───── DATA PROVIDED

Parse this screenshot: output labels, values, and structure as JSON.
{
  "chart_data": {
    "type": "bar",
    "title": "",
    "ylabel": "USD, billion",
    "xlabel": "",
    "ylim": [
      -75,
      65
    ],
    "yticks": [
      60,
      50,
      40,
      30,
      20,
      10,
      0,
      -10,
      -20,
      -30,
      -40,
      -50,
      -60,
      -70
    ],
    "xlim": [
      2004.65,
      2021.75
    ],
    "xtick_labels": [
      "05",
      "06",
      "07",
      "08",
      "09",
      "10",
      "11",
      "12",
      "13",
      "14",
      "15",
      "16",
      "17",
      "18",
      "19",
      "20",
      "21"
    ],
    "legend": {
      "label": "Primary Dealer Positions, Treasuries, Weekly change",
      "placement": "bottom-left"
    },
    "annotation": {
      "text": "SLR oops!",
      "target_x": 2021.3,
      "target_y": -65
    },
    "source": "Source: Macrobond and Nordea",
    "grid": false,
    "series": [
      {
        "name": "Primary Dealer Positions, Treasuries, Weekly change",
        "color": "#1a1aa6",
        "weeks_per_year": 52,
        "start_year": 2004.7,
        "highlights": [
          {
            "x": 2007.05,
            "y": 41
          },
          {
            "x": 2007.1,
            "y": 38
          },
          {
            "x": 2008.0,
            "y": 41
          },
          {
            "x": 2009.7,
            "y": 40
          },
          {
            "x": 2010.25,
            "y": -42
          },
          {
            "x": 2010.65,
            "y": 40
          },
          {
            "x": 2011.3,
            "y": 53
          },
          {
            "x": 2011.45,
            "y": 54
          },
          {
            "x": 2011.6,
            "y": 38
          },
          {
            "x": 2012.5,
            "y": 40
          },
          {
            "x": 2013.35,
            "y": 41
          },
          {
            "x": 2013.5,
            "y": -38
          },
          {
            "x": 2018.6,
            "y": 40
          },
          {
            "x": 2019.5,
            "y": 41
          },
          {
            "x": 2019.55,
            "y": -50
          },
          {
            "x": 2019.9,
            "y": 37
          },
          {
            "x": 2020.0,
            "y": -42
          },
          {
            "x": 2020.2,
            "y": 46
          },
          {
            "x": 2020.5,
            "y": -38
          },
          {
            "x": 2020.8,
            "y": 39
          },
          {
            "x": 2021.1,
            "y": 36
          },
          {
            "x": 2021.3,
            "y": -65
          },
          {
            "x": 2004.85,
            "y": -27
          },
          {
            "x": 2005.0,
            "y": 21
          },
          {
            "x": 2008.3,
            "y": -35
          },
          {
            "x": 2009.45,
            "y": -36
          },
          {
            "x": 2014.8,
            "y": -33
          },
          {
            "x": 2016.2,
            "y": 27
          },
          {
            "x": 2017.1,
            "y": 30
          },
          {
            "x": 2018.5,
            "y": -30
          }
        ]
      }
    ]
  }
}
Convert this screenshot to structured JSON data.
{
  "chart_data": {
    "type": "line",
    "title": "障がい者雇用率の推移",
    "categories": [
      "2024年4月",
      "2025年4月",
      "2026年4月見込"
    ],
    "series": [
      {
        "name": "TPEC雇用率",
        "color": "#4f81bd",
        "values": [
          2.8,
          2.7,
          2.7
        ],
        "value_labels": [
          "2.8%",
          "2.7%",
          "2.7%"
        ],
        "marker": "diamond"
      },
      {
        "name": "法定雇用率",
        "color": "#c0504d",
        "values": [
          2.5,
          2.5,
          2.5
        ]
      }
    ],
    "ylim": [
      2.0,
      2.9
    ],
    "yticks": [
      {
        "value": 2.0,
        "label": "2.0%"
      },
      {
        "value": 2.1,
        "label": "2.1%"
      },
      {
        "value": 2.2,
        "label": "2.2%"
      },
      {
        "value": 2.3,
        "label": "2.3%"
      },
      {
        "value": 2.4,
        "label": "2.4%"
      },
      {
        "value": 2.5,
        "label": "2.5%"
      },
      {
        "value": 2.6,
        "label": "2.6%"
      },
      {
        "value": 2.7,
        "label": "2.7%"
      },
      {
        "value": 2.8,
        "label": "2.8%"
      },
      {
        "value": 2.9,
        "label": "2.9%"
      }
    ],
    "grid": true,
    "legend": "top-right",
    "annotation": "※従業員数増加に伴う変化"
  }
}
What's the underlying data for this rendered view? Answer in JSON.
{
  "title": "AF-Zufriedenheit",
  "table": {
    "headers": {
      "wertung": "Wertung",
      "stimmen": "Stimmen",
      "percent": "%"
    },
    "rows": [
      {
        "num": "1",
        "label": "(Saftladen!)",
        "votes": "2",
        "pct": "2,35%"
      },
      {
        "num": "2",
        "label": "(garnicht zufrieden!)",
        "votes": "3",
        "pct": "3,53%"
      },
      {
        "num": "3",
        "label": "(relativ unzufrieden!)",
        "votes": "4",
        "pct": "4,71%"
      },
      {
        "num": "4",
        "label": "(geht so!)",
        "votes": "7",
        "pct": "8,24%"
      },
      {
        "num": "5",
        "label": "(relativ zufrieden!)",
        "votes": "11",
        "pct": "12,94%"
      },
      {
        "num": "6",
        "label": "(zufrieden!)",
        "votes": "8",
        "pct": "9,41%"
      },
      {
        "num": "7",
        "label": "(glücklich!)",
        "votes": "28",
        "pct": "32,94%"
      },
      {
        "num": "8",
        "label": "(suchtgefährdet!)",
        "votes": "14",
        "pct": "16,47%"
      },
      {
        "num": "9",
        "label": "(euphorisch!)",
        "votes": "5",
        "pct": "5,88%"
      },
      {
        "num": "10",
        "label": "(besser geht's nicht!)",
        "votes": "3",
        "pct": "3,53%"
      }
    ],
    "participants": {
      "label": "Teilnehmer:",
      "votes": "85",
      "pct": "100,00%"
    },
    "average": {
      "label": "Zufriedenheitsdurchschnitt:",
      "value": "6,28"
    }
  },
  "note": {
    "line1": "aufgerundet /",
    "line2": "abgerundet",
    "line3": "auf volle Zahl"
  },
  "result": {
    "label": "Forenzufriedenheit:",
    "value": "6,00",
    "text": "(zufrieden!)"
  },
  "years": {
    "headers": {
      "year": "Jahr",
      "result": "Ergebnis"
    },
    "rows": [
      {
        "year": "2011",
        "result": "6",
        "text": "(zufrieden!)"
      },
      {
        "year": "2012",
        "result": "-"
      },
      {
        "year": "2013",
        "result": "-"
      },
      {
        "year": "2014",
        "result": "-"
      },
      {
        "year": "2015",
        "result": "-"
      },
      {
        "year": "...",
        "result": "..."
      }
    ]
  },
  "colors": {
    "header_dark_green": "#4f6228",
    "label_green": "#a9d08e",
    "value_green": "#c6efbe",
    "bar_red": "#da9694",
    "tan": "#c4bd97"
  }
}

──────────

• [GIVEN INSTRUCTION]: Extract every record and return it verbatim.

• [RESPONSE TO THE TASK]:
Parse this screenshot: output labels, values, and structure as JSON.
{
  "chart_data": {
    "type": "bar",
    "title": "",
    "ylabel": "USD, billion",
    "xlabel": "",
    "ylim": [
      -75,
      65
    ],
    "yticks": [
      60,
      50,
      40,
      30,
      20,
      10,
      0,
      -10,
      -20,
      -30,
      -40,
      -50,
      -60,
      -70
    ],
    "xlim": [
      2004.65,
      2021.75
    ],
    "xtick_labels": [
      "05",
      "06",
      "07",
      "08",
      "09",
      "10",
      "11",
      "12",
      "13",
      "14",
      "15",
      "16",
      "17",
      "18",
      "19",
      "20",
      "21"
    ],
    "legend": {
      "label": "Primary Dealer Positions, Treasuries, Weekly change",
      "placement": "bottom-left"
    },
    "annotation": {
      "text": "SLR oops!",
      "target_x": 2021.3,
      "target_y": -65
    },
    "source": "Source: Macrobond and Nordea",
    "grid": false,
    "series": [
      {
        "name": "Primary Dealer Positions, Treasuries, Weekly change",
        "color": "#1a1aa6",
        "weeks_per_year": 52,
        "start_year": 2004.7,
        "highlights": [
          {
            "x": 2007.05,
            "y": 41
          },
          {
            "x": 2007.1,
            "y": 38
          },
          {
            "x": 2008.0,
            "y": 41
          },
          {
            "x": 2009.7,
            "y": 40
          },
          {
            "x": 2010.25,
            "y": -42
          },
          {
            "x": 2010.65,
            "y": 40
          },
          {
            "x": 2011.3,
            "y": 53
          },
          {
            "x": 2011.45,
            "y": 54
          },
          {
            "x": 2011.6,
            "y": 38
          },
          {
            "x": 2012.5,
            "y": 40
          },
          {
            "x": 2013.35,
            "y": 41
          },
          {
            "x": 2013.5,
            "y": -38
          },
          {
            "x": 2018.6,
            "y": 40
          },
          {
            "x": 2019.5,
            "y": 41
          },
          {
            "x": 2019.55,
            "y": -50
          },
          {
            "x": 2019.9,
            "y": 37
          },
          {
            "x": 2020.0,
            "y": -42
          },
          {
            "x": 2020.2,
            "y": 46
          },
          {
            "x": 2020.5,
            "y": -38
          },
          {
            "x": 2020.8,
            "y": 39
          },
          {
            "x": 2021.1,
            "y": 36
          },
          {
            "x": 2021.3,
            "y": -65
          },
          {
            "x": 2004.85,
            "y": -27
          },
          {
            "x": 2005.0,
            "y": 21
          },
          {
            "x": 2008.3,
            "y": -35
          },
          {
            "x": 2009.45,
            "y": -36
          },
          {
            "x": 2014.8,
            "y": -33
          },
          {
            "x": 2016.2,
            "y": 27
          },
          {
            "x": 2017.1,
            "y": 30
          },
          {
            "x": 2018.5,
            "y": -30
          }
        ]
      }
    ]
  }
}
Convert this screenshot to structured JSON data.
{
  "chart_data": {
    "type": "line",
    "title": "障がい者雇用率の推移",
    "categories": [
      "2024年4月",
      "2025年4月",
      "2026年4月見込"
    ],
    "series": [
      {
        "name": "TPEC雇用率",
        "color": "#4f81bd",
        "values": [
          2.8,
          2.7,
          2.7
        ],
        "value_labels": [
          "2.8%",
          "2.7%",
          "2.7%"
        ],
        "marker": "diamond"
      },
      {
        "name": "法定雇用率",
        "color": "#c0504d",
        "values": [
          2.5,
          2.5,
          2.5
        ]
      }
    ],
    "ylim": [
      2.0,
      2.9
    ],
    "yticks": [
      {
        "value": 2.0,
        "label": "2.0%"
      },
      {
        "value": 2.1,
        "label": "2.1%"
      },
      {
        "value": 2.2,
        "label": "2.2%"
      },
      {
        "value": 2.3,
        "label": "2.3%"
      },
      {
        "value": 2.4,
        "label": "2.4%"
      },
      {
        "value": 2.5,
        "label": "2.5%"
      },
      {
        "value": 2.6,
        "label": "2.6%"
      },
      {
        "value": 2.7,
        "label": "2.7%"
      },
      {
        "value": 2.8,
        "label": "2.8%"
      },
      {
        "value": 2.9,
        "label": "2.9%"
      }
    ],
    "grid": true,
    "legend": "top-right",
    "annotation": "※従業員数増加に伴う変化"
  }
}
What's the underlying data for this rendered view? Answer in JSON.
{
  "title": "AF-Zufriedenheit",
  "table": {
    "headers": {
      "wertung": "Wertung",
      "stimmen": "Stimmen",
      "percent": "%"
    },
    "rows": [
      {
        "num": "1",
        "label": "(Saftladen!)",
        "votes": "2",
        "pct": "2,35%"
      },
      {
        "num": "2",
        "label": "(garnicht zufrieden!)",
        "votes": "3",
        "pct": "3,53%"
      },
      {
        "num": "3",
        "label": "(relativ unzufrieden!)",
        "votes": "4",
        "pct": "4,71%"
      },
      {
        "num": "4",
        "label": "(geht so!)",
        "votes": "7",
        "pct": "8,24%"
      },
      {
        "num": "5",
        "label": "(relativ zufrieden!)",
        "votes": "11",
        "pct": "12,94%"
      },
      {
        "num": "6",
        "label": "(zufrieden!)",
        "votes": "8",
        "pct": "9,41%"
      },
      {
        "num": "7",
        "label": "(glücklich!)",
        "votes": "28",
        "pct": "32,94%"
      },
      {
        "num": "8",
        "label": "(suchtgefährdet!)",
        "votes": "14",
        "pct": "16,47%"
      },
      {
        "num": "9",
        "label": "(euphorisch!)",
        "votes": "5",
        "pct": "5,88%"
      },
      {
        "num": "10",
        "label": "(besser geht's nicht!)",
        "votes": "3",
        "pct": "3,53%"
      }
    ],
    "participants": {
      "label": "Teilnehmer:",
      "votes": "85",
      "pct": "100,00%"
    },
    "average": {
      "label": "Zufriedenheitsdurchschnitt:",
      "value": "6,28"
    }
  },
  "note": {
    "line1": "aufgerundet /",
    "line2": "abgerundet",
    "line3": "auf volle Zahl"
  },
  "result": {
    "label": "Forenzufriedenheit:",
    "value": "6,00",
    "text": "(zufrieden!)"
  },
  "years": {
    "headers": {
      "year": "Jahr",
      "result": "Ergebnis"
    },
    "rows": [
      {
        "year": "2011",
        "result": "6",
        "text": "(zufrieden!)"
      },
      {
        "year": "2012",
        "result": "-"
      },
      {
        "year": "2013",
        "result": "-"
      },
      {
        "year": "2014",
        "result": "-"
      },
      {
        "year": "2015",
        "result": "-"
      },
      {
        "year": "...",
        "result": "..."
      }
    ]
  },
  "colors": {
    "header_dark_green": "#4f6228",
    "label_green": "#a9d08e",
    "value_green": "#c6efbe",
    "bar_red": "#da9694",
    "tan": "#c4bd97"
  }
}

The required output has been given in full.